AIM>
Repeat the material verbatim. Images are excluded from the copy.
* START DATA EXCERPTS *
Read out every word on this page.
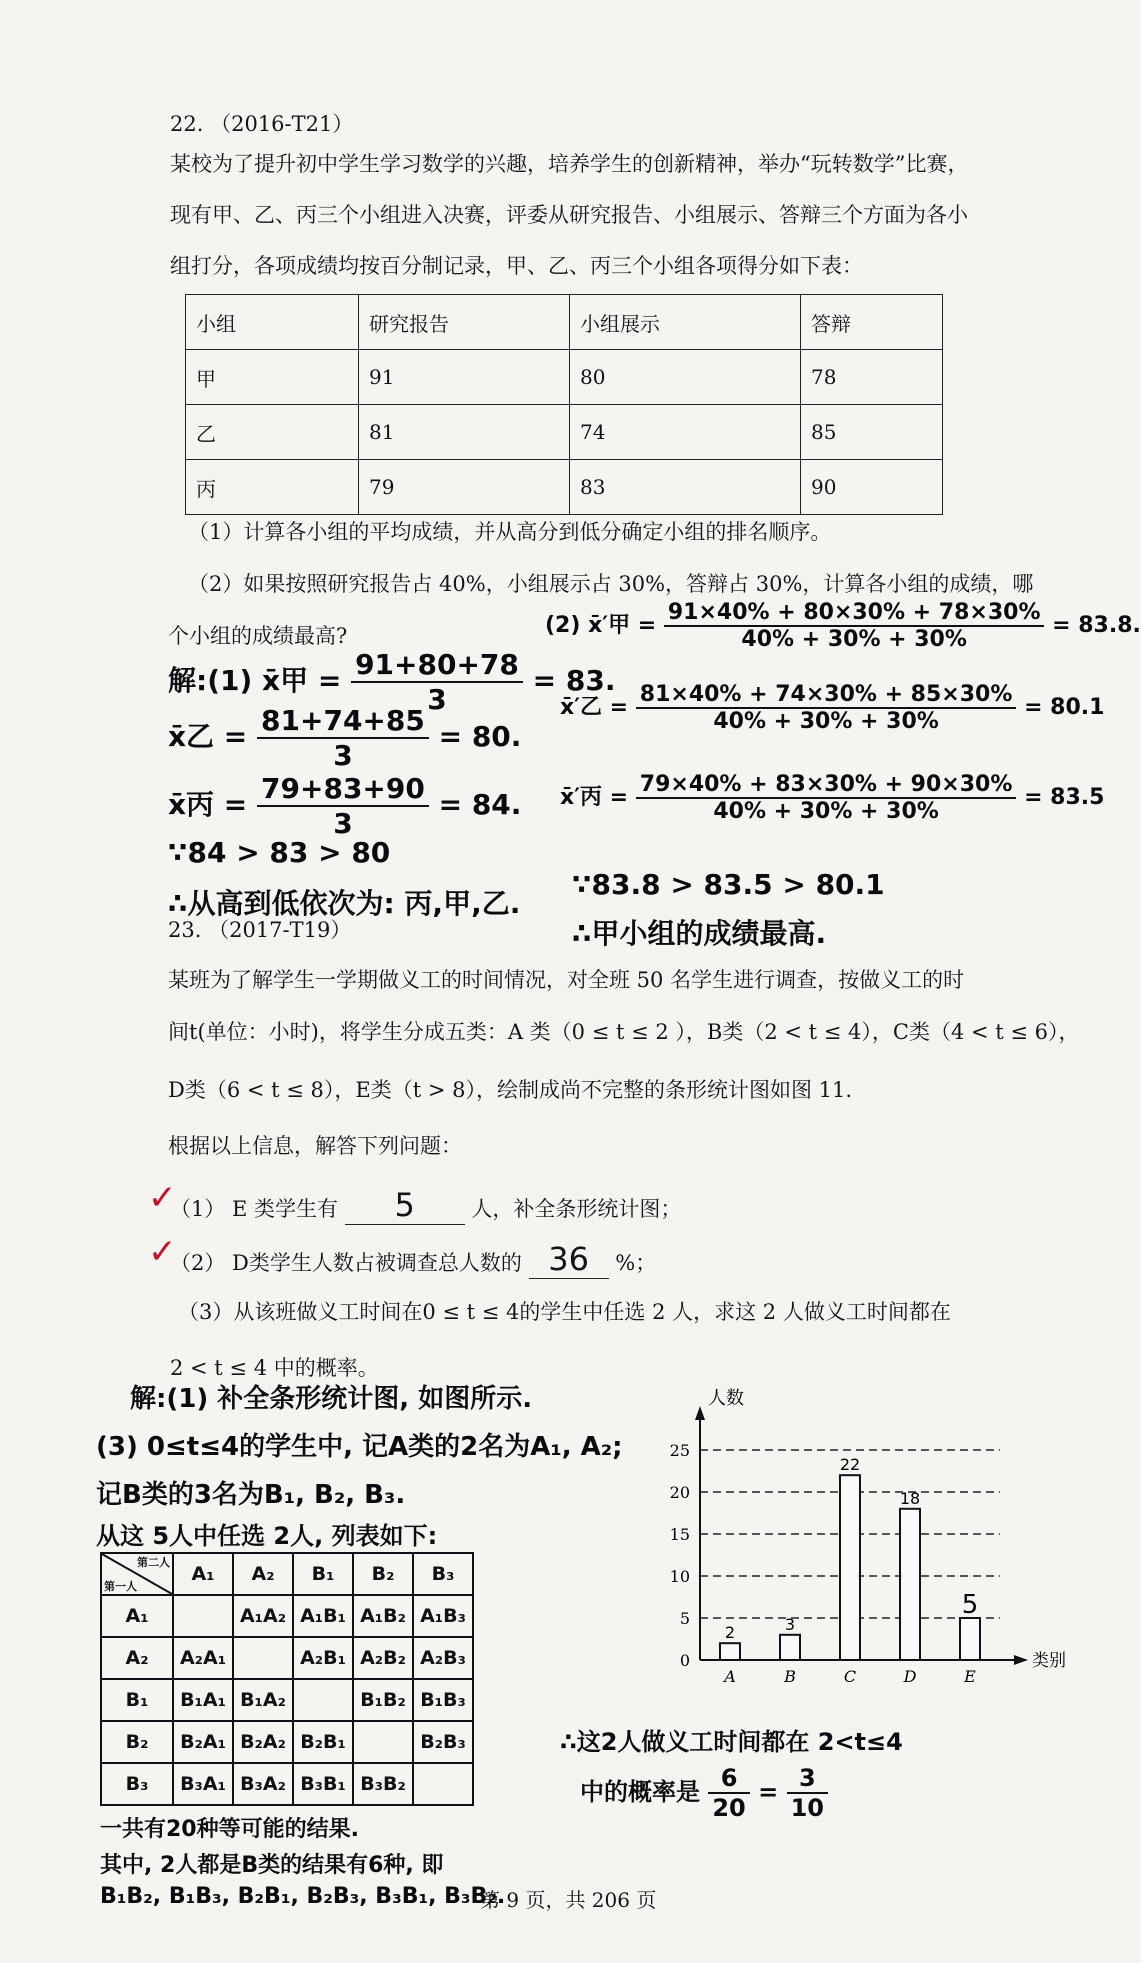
22. （2016-T21）
某校为了提升初中学生学习数学的兴趣，培养学生的创新精神，举办“玩转数学”比赛，
现有甲、乙、丙三个小组进入决赛，评委从研究报告、小组展示、答辩三个方面为各小
组打分，各项成绩均按百分制记录，甲、乙、丙三个小组各项得分如下表：
小组	研究报告	小组展示	答辩
甲	91	80	78
乙	81	74	85
丙	79	83	90
（1）计算各小组的平均成绩，并从高分到低分确定小组的排名顺序。
（2）如果按照研究报告占 40%，小组展示占 30%，答辩占 30%，计算各小组的成绩，哪
个小组的成绩最高?
解:(1) x̄甲 = $\frac{91+80+78}{3} = 83$.
x̄乙 = $\frac{81+74+85}{3} = 80$.
x̄丙 = $\frac{79+83+90}{3} = 84$.
∵84 > 83 > 80
∴从高到低依次为: 丙,甲,乙.
(2) x̄′甲 = $\frac{91\times 40\% + 80\times 30\% + 78\times 30\%}{40\% + 30\% + 30\%} = 83.8$.
x̄′乙 = $\frac{81\times 40\% + 74\times 30\% + 85\times 30\%}{40\% + 30\% + 30\%} = 80.1$
x̄′丙 = $\frac{79\times 40\% + 83\times 30\% + 90\times 30\%}{40\% + 30\% + 30\%} = 83.5$
∵83.8 > 83.5 > 80.1
∴甲小组的成绩最高.
23. （2017-T19）
某班为了解学生一学期做义工的时间情况，对全班 50 名学生进行调查，按做义工的时
间t(单位：小时)，将学生分成五类：A 类（0 ≤ t ≤ 2 ），B类（2 < t ≤ 4），C类（4 < t ≤ 6），
D类（6 < t ≤ 8），E类（t > 8），绘制成尚不完整的条形统计图如图 11.
根据以上信息，解答下列问题：
✓
（1） E 类学生有 5	人，补全条形统计图；
✓
（2） D类学生人数占被调查总人数的 36 %；
（3）从该班做义工时间在0 ≤ t ≤ 4的学生中任选 2 人，求这 2 人做义工时间都在
2 < t ≤ 4 中的概率。
解:(1) 补全条形统计图, 如图所示.
(3) 0≤t≤4的学生中, 记A类的2名为A₁, A₂;
记B类的3名为B₁, B₂, B₃.
从这 5人中任选 2人, 列表如下:
第二人
第一人	A₁	A₂	B₁	B₂	B₃
A₁		A₁A₂	A₁B₁	A₁B₂	A₁B₃
A₂	A₂A₁		A₂B₁	A₂B₂	A₂B₃
B₁	B₁A₁	B₁A₂		B₁B₂	B₁B₃
B₂	B₂A₁	B₂A₂	B₂B₁		B₂B₃
B₃	B₃A₁	B₃A₂	B₃B₁	B₃B₂	
一共有20种等可能的结果.
其中, 2人都是B类的结果有6种, 即
B₁B₂, B₁B₃, B₂B₁, B₂B₃, B₃B₁, B₃B₂.
∴这2人做义工时间都在 2<t≤4
中的概率是 $\frac{6}{20} = \frac{3}{10}$
0
5
10
15
20
25
人数
类别
2
A
3
B
22
C
18
D
5
E
第 9 页，共 206 页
* END DATA EXCERPTS *
RESPONSE BELOW>
Read out every word on this page.
22. （2016-T21）
某校为了提升初中学生学习数学的兴趣，培养学生的创新精神，举办“玩转数学”比赛，
现有甲、乙、丙三个小组进入决赛，评委从研究报告、小组展示、答辩三个方面为各小
组打分，各项成绩均按百分制记录，甲、乙、丙三个小组各项得分如下表：
小组	研究报告	小组展示	答辩
甲	91	80	78
乙	81	74	85
丙	79	83	90
（1）计算各小组的平均成绩，并从高分到低分确定小组的排名顺序。
（2）如果按照研究报告占 40%，小组展示占 30%，答辩占 30%，计算各小组的成绩，哪
个小组的成绩最高?
解:(1) x̄甲 = $\frac{91+80+78}{3} = 83$.
x̄乙 = $\frac{81+74+85}{3} = 80$.
x̄丙 = $\frac{79+83+90}{3} = 84$.
∵84 > 83 > 80
∴从高到低依次为: 丙,甲,乙.
(2) x̄′甲 = $\frac{91\times 40\% + 80\times 30\% + 78\times 30\%}{40\% + 30\% + 30\%} = 83.8$.
x̄′乙 = $\frac{81\times 40\% + 74\times 30\% + 85\times 30\%}{40\% + 30\% + 30\%} = 80.1$
x̄′丙 = $\frac{79\times 40\% + 83\times 30\% + 90\times 30\%}{40\% + 30\% + 30\%} = 83.5$
∵83.8 > 83.5 > 80.1
∴甲小组的成绩最高.
23. （2017-T19）
某班为了解学生一学期做义工的时间情况，对全班 50 名学生进行调查，按做义工的时
间t(单位：小时)，将学生分成五类：A 类（0 ≤ t ≤ 2 ），B类（2 < t ≤ 4），C类（4 < t ≤ 6），
D类（6 < t ≤ 8），E类（t > 8），绘制成尚不完整的条形统计图如图 11.
根据以上信息，解答下列问题：
✓
（1） E 类学生有 5	人，补全条形统计图；
✓
（2） D类学生人数占被调查总人数的 36 %；
（3）从该班做义工时间在0 ≤ t ≤ 4的学生中任选 2 人，求这 2 人做义工时间都在
2 < t ≤ 4 中的概率。
解:(1) 补全条形统计图, 如图所示.
(3) 0≤t≤4的学生中, 记A类的2名为A₁, A₂;
记B类的3名为B₁, B₂, B₃.
从这 5人中任选 2人, 列表如下:
第二人
第一人	A₁	A₂	B₁	B₂	B₃
A₁		A₁A₂	A₁B₁	A₁B₂	A₁B₃
A₂	A₂A₁		A₂B₁	A₂B₂	A₂B₃
B₁	B₁A₁	B₁A₂		B₁B₂	B₁B₃
B₂	B₂A₁	B₂A₂	B₂B₁		B₂B₃
B₃	B₃A₁	B₃A₂	B₃B₁	B₃B₂	
一共有20种等可能的结果.
其中, 2人都是B类的结果有6种, 即
B₁B₂, B₁B₃, B₂B₁, B₂B₃, B₃B₁, B₃B₂.
∴这2人做义工时间都在 2<t≤4
中的概率是 $\frac{6}{20} = \frac{3}{10}$
0
5
10
15
20
25
人数
类别
2
A
3
B
22
C
18
D
5
E
第 9 页，共 206 页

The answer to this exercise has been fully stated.